- [Data excerpts]
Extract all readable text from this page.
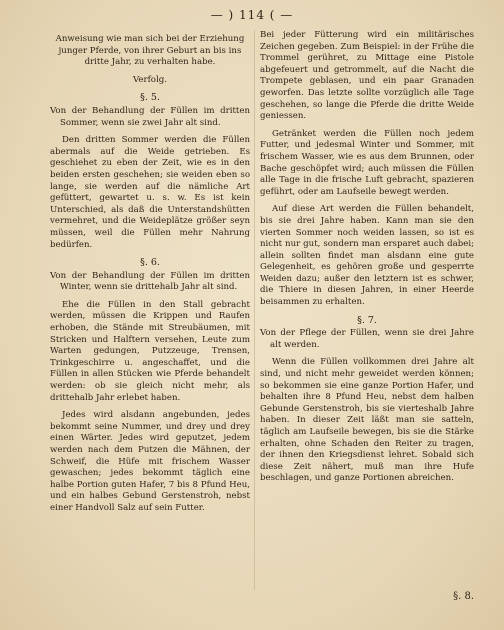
— ) 114 ( —

Anweisung wie man sich bei der Erziehung junger Pferde, von ihrer Geburt an bis ins dritte Jahr, zu verhalten habe.

Verfolg.

§. 5.

Von der Behandlung der Füllen im dritten Sommer, wenn sie zwei Jahr alt sind.

Den dritten Sommer werden die Füllen abermals auf die Weide getrieben. Es geschiehet zu eben der Zeit, wie es in den beiden ersten geschehen; sie weiden eben so lange, sie werden auf die nämliche Art gefüttert, gewartet u. s. w. Es ist kein Unterschied, als daß die Unterstandshütten vermehret, und die Weideplätze größer seyn müssen, weil die Füllen mehr Nahrung bedürfen.

§. 6.

Von der Behandlung der Füllen im dritten Winter, wenn sie drittehalb Jahr alt sind.

Ehe die Füllen in den Stall gebracht werden, müssen die Krippen und Raufen erhoben, die Stände mit Streubäumen, mit Stricken und Halftern versehen, Leute zum Warten gedungen, Putzzeuge, Trensen, Trinkgeschirre u. angeschaffet, und die Füllen in allen Stücken wie Pferde behandelt werden: ob sie gleich nicht mehr, als drittehalb Jahr erlebet haben.

Jedes wird alsdann angebunden, jedes bekommt seine Nummer, und drey und drey einen Wärter. Jedes wird geputzet, jedem werden nach dem Putzen die Mähnen, der Schweif, die Hüfe mit frischem Wasser gewaschen; jedes bekommt täglich eine halbe Portion guten Hafer, 7 bis 8 Pfund Heu, und ein halbes Gebund Gerstenstroh, nebst einer Handvoll Salz auf sein Futter.

Bei jeder Fütterung wird ein militärisches Zeichen gegeben. Zum Beispiel: in der Frühe die Trommel gerühret, zu Mittage eine Pistole abgefeuert und getrommelt, auf die Nacht die Trompete geblasen, und ein paar Granaden geworfen. Das letzte sollte vorzüglich alle Tage geschehen, so lange die Pferde die dritte Weide geniessen.

Getränket werden die Füllen noch jedem Futter, und jedesmal Winter und Sommer, mit frischem Wasser, wie es aus dem Brunnen, oder Bache geschöpfet wird; auch müssen die Füllen alle Tage in die frische Luft gebracht, spazieren geführt, oder am Laufseile bewegt werden.

Auf diese Art werden die Füllen behandelt, bis sie drei Jahre haben. Kann man sie den vierten Sommer noch weiden lassen, so ist es nicht nur gut, sondern man ersparet auch dabei; allein sollten findet man alsdann eine gute Gelegenheit, es gehören große und gesperrte Weiden dazu; außer den letztern ist es schwer, die Thiere in diesen Jahren, in einer Heerde beisammen zu erhalten.

§. 7.

Von der Pflege der Füllen, wenn sie drei Jahre alt werden.

Wenn die Füllen vollkommen drei Jahre alt sind, und nicht mehr geweidet werden können; so bekommen sie eine ganze Portion Hafer, und behalten ihre 8 Pfund Heu, nebst dem halben Gebunde Gerstenstroh, bis sie vierteshalb Jahre haben. In dieser Zeit läßt man sie satteln, täglich am Laufseile bewegen, bis sie die Stärke erhalten, ohne Schaden den Reiter zu tragen, der ihnen den Kriegsdienst lehret. Sobald sich diese Zeit nähert, muß man ihre Hufe beschlagen, und ganze Portionen abreichen.

§. 8.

- [Stated task] Without including any pictures, output all the entries above exactly.

- [Written solution]
Extract all readable text from this page.
— ) 114 ( —

Anweisung wie man sich bei der Erziehung junger Pferde, von ihrer Geburt an bis ins dritte Jahr, zu verhalten habe.

Verfolg.

§. 5.

Von der Behandlung der Füllen im dritten Sommer, wenn sie zwei Jahr alt sind.

Den dritten Sommer werden die Füllen abermals auf die Weide getrieben. Es geschiehet zu eben der Zeit, wie es in den beiden ersten geschehen; sie weiden eben so lange, sie werden auf die nämliche Art gefüttert, gewartet u. s. w. Es ist kein Unterschied, als daß die Unterstandshütten vermehret, und die Weideplätze größer seyn müssen, weil die Füllen mehr Nahrung bedürfen.

§. 6.

Von der Behandlung der Füllen im dritten Winter, wenn sie drittehalb Jahr alt sind.

Ehe die Füllen in den Stall gebracht werden, müssen die Krippen und Raufen erhoben, die Stände mit Streubäumen, mit Stricken und Halftern versehen, Leute zum Warten gedungen, Putzzeuge, Trensen, Trinkgeschirre u. angeschaffet, und die Füllen in allen Stücken wie Pferde behandelt werden: ob sie gleich nicht mehr, als drittehalb Jahr erlebet haben.

Jedes wird alsdann angebunden, jedes bekommt seine Nummer, und drey und drey einen Wärter. Jedes wird geputzet, jedem werden nach dem Putzen die Mähnen, der Schweif, die Hüfe mit frischem Wasser gewaschen; jedes bekommt täglich eine halbe Portion guten Hafer, 7 bis 8 Pfund Heu, und ein halbes Gebund Gerstenstroh, nebst einer Handvoll Salz auf sein Futter.

Bei jeder Fütterung wird ein militärisches Zeichen gegeben. Zum Beispiel: in der Frühe die Trommel gerühret, zu Mittage eine Pistole abgefeuert und getrommelt, auf die Nacht die Trompete geblasen, und ein paar Granaden geworfen. Das letzte sollte vorzüglich alle Tage geschehen, so lange die Pferde die dritte Weide geniessen.

Getränket werden die Füllen noch jedem Futter, und jedesmal Winter und Sommer, mit frischem Wasser, wie es aus dem Brunnen, oder Bache geschöpfet wird; auch müssen die Füllen alle Tage in die frische Luft gebracht, spazieren geführt, oder am Laufseile bewegt werden.

Auf diese Art werden die Füllen behandelt, bis sie drei Jahre haben. Kann man sie den vierten Sommer noch weiden lassen, so ist es nicht nur gut, sondern man ersparet auch dabei; allein sollten findet man alsdann eine gute Gelegenheit, es gehören große und gesperrte Weiden dazu; außer den letztern ist es schwer, die Thiere in diesen Jahren, in einer Heerde beisammen zu erhalten.

§. 7.

Von der Pflege der Füllen, wenn sie drei Jahre alt werden.

Wenn die Füllen vollkommen drei Jahre alt sind, und nicht mehr geweidet werden können; so bekommen sie eine ganze Portion Hafer, und behalten ihre 8 Pfund Heu, nebst dem halben Gebunde Gerstenstroh, bis sie vierteshalb Jahre haben. In dieser Zeit läßt man sie satteln, täglich am Laufseile bewegen, bis sie die Stärke erhalten, ohne Schaden den Reiter zu tragen, der ihnen den Kriegsdienst lehret. Sobald sich diese Zeit nähert, muß man ihre Hufe beschlagen, und ganze Portionen abreichen.

§. 8.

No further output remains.